## GOAL OF THE EXERCISE
Every entry must be copied word for word.

## DATA SUPPLIED
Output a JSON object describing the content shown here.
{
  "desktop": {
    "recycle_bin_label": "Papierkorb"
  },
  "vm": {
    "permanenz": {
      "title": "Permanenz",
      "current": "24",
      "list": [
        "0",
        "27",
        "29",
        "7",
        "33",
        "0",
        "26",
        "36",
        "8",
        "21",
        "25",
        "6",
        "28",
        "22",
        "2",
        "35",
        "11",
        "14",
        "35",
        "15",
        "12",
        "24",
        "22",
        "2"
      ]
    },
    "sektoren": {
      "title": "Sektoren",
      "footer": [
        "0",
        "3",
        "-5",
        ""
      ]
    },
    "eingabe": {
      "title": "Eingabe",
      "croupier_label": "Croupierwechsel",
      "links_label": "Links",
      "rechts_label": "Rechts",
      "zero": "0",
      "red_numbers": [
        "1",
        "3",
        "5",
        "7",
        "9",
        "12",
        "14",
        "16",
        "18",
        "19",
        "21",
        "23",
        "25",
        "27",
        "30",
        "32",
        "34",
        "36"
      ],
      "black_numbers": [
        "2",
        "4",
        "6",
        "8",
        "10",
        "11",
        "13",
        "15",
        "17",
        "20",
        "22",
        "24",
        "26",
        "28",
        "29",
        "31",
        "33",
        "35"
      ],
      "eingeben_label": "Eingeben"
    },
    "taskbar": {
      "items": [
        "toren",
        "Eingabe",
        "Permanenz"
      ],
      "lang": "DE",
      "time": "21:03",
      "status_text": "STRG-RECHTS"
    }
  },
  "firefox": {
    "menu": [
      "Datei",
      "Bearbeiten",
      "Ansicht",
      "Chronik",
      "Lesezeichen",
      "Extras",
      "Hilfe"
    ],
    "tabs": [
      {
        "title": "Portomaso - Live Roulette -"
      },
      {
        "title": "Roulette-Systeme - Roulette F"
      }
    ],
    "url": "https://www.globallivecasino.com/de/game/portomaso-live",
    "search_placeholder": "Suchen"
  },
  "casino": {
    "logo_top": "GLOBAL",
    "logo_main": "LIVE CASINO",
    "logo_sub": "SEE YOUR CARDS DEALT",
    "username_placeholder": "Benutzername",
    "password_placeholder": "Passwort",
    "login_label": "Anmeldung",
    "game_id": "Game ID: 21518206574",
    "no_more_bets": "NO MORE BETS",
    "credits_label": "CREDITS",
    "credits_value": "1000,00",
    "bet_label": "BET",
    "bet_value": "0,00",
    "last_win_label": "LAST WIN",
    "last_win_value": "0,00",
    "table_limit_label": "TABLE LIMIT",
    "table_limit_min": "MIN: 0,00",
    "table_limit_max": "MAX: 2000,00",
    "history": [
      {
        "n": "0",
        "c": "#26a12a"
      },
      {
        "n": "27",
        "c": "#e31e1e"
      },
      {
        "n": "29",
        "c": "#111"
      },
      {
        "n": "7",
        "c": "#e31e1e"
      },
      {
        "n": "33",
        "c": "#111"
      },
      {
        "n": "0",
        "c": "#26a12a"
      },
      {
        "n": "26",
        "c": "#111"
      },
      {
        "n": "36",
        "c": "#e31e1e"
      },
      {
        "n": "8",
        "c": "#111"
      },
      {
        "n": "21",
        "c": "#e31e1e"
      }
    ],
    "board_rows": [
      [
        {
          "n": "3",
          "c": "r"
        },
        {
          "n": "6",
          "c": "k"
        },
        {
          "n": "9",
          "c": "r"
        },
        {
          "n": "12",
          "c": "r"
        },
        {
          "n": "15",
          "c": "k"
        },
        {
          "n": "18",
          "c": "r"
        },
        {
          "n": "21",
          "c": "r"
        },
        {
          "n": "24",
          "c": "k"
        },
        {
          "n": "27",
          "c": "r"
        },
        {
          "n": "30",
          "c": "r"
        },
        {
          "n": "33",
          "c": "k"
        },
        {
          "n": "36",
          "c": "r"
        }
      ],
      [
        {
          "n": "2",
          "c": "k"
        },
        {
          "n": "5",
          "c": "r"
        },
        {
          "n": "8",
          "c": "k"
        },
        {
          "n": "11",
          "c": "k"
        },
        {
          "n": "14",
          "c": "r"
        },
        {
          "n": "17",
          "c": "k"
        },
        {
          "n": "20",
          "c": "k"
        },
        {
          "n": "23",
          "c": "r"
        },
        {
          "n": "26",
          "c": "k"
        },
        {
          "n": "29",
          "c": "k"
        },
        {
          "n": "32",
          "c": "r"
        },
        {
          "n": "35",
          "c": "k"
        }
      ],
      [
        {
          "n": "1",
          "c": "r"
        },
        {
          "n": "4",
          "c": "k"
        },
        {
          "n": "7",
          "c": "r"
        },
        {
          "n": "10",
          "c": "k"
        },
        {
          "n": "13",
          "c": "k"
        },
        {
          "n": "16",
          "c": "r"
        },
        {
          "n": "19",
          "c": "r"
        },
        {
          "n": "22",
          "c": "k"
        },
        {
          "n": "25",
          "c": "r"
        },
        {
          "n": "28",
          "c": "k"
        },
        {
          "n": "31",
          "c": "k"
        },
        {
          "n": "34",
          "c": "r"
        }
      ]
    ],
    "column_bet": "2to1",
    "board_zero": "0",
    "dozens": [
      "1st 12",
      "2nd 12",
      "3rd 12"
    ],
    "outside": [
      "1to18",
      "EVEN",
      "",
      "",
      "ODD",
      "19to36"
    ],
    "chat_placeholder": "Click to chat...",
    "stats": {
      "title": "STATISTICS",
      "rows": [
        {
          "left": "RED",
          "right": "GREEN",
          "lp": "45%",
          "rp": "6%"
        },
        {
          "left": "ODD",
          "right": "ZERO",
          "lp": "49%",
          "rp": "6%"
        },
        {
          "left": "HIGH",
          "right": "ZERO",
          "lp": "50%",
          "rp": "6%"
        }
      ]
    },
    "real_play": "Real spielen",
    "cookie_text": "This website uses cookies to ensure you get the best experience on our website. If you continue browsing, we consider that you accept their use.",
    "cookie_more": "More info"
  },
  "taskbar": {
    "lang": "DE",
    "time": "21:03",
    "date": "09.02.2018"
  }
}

## SOLUTION FOR THIS PROBLEM
Output a JSON object describing the content shown here.
{
  "desktop": {
    "recycle_bin_label": "Papierkorb"
  },
  "vm": {
    "permanenz": {
      "title": "Permanenz",
      "current": "24",
      "list": [
        "0",
        "27",
        "29",
        "7",
        "33",
        "0",
        "26",
        "36",
        "8",
        "21",
        "25",
        "6",
        "28",
        "22",
        "2",
        "35",
        "11",
        "14",
        "35",
        "15",
        "12",
        "24",
        "22",
        "2"
      ]
    },
    "sektoren": {
      "title": "Sektoren",
      "footer": [
        "0",
        "3",
        "-5",
        ""
      ]
    },
    "eingabe": {
      "title": "Eingabe",
      "croupier_label": "Croupierwechsel",
      "links_label": "Links",
      "rechts_label": "Rechts",
      "zero": "0",
      "red_numbers": [
        "1",
        "3",
        "5",
        "7",
        "9",
        "12",
        "14",
        "16",
        "18",
        "19",
        "21",
        "23",
        "25",
        "27",
        "30",
        "32",
        "34",
        "36"
      ],
      "black_numbers": [
        "2",
        "4",
        "6",
        "8",
        "10",
        "11",
        "13",
        "15",
        "17",
        "20",
        "22",
        "24",
        "26",
        "28",
        "29",
        "31",
        "33",
        "35"
      ],
      "eingeben_label": "Eingeben"
    },
    "taskbar": {
      "items": [
        "toren",
        "Eingabe",
        "Permanenz"
      ],
      "lang": "DE",
      "time": "21:03",
      "status_text": "STRG-RECHTS"
    }
  },
  "firefox": {
    "menu": [
      "Datei",
      "Bearbeiten",
      "Ansicht",
      "Chronik",
      "Lesezeichen",
      "Extras",
      "Hilfe"
    ],
    "tabs": [
      {
        "title": "Portomaso - Live Roulette -"
      },
      {
        "title": "Roulette-Systeme - Roulette F"
      }
    ],
    "url": "https://www.globallivecasino.com/de/game/portomaso-live",
    "search_placeholder": "Suchen"
  },
  "casino": {
    "logo_top": "GLOBAL",
    "logo_main": "LIVE CASINO",
    "logo_sub": "SEE YOUR CARDS DEALT",
    "username_placeholder": "Benutzername",
    "password_placeholder": "Passwort",
    "login_label": "Anmeldung",
    "game_id": "Game ID: 21518206574",
    "no_more_bets": "NO MORE BETS",
    "credits_label": "CREDITS",
    "credits_value": "1000,00",
    "bet_label": "BET",
    "bet_value": "0,00",
    "last_win_label": "LAST WIN",
    "last_win_value": "0,00",
    "table_limit_label": "TABLE LIMIT",
    "table_limit_min": "MIN: 0,00",
    "table_limit_max": "MAX: 2000,00",
    "history": [
      {
        "n": "0",
        "c": "#26a12a"
      },
      {
        "n": "27",
        "c": "#e31e1e"
      },
      {
        "n": "29",
        "c": "#111"
      },
      {
        "n": "7",
        "c": "#e31e1e"
      },
      {
        "n": "33",
        "c": "#111"
      },
      {
        "n": "0",
        "c": "#26a12a"
      },
      {
        "n": "26",
        "c": "#111"
      },
      {
        "n": "36",
        "c": "#e31e1e"
      },
      {
        "n": "8",
        "c": "#111"
      },
      {
        "n": "21",
        "c": "#e31e1e"
      }
    ],
    "board_rows": [
      [
        {
          "n": "3",
          "c": "r"
        },
        {
          "n": "6",
          "c": "k"
        },
        {
          "n": "9",
          "c": "r"
        },
        {
          "n": "12",
          "c": "r"
        },
        {
          "n": "15",
          "c": "k"
        },
        {
          "n": "18",
          "c": "r"
        },
        {
          "n": "21",
          "c": "r"
        },
        {
          "n": "24",
          "c": "k"
        },
        {
          "n": "27",
          "c": "r"
        },
        {
          "n": "30",
          "c": "r"
        },
        {
          "n": "33",
          "c": "k"
        },
        {
          "n": "36",
          "c": "r"
        }
      ],
      [
        {
          "n": "2",
          "c": "k"
        },
        {
          "n": "5",
          "c": "r"
        },
        {
          "n": "8",
          "c": "k"
        },
        {
          "n": "11",
          "c": "k"
        },
        {
          "n": "14",
          "c": "r"
        },
        {
          "n": "17",
          "c": "k"
        },
        {
          "n": "20",
          "c": "k"
        },
        {
          "n": "23",
          "c": "r"
        },
        {
          "n": "26",
          "c": "k"
        },
        {
          "n": "29",
          "c": "k"
        },
        {
          "n": "32",
          "c": "r"
        },
        {
          "n": "35",
          "c": "k"
        }
      ],
      [
        {
          "n": "1",
          "c": "r"
        },
        {
          "n": "4",
          "c": "k"
        },
        {
          "n": "7",
          "c": "r"
        },
        {
          "n": "10",
          "c": "k"
        },
        {
          "n": "13",
          "c": "k"
        },
        {
          "n": "16",
          "c": "r"
        },
        {
          "n": "19",
          "c": "r"
        },
        {
          "n": "22",
          "c": "k"
        },
        {
          "n": "25",
          "c": "r"
        },
        {
          "n": "28",
          "c": "k"
        },
        {
          "n": "31",
          "c": "k"
        },
        {
          "n": "34",
          "c": "r"
        }
      ]
    ],
    "column_bet": "2to1",
    "board_zero": "0",
    "dozens": [
      "1st 12",
      "2nd 12",
      "3rd 12"
    ],
    "outside": [
      "1to18",
      "EVEN",
      "",
      "",
      "ODD",
      "19to36"
    ],
    "chat_placeholder": "Click to chat...",
    "stats": {
      "title": "STATISTICS",
      "rows": [
        {
          "left": "RED",
          "right": "GREEN",
          "lp": "45%",
          "rp": "6%"
        },
        {
          "left": "ODD",
          "right": "ZERO",
          "lp": "49%",
          "rp": "6%"
        },
        {
          "left": "HIGH",
          "right": "ZERO",
          "lp": "50%",
          "rp": "6%"
        }
      ]
    },
    "real_play": "Real spielen",
    "cookie_text": "This website uses cookies to ensure you get the best experience on our website. If you continue browsing, we consider that you accept their use.",
    "cookie_more": "More info"
  },
  "taskbar": {
    "lang": "DE",
    "time": "21:03",
    "date": "09.02.2018"
  }
}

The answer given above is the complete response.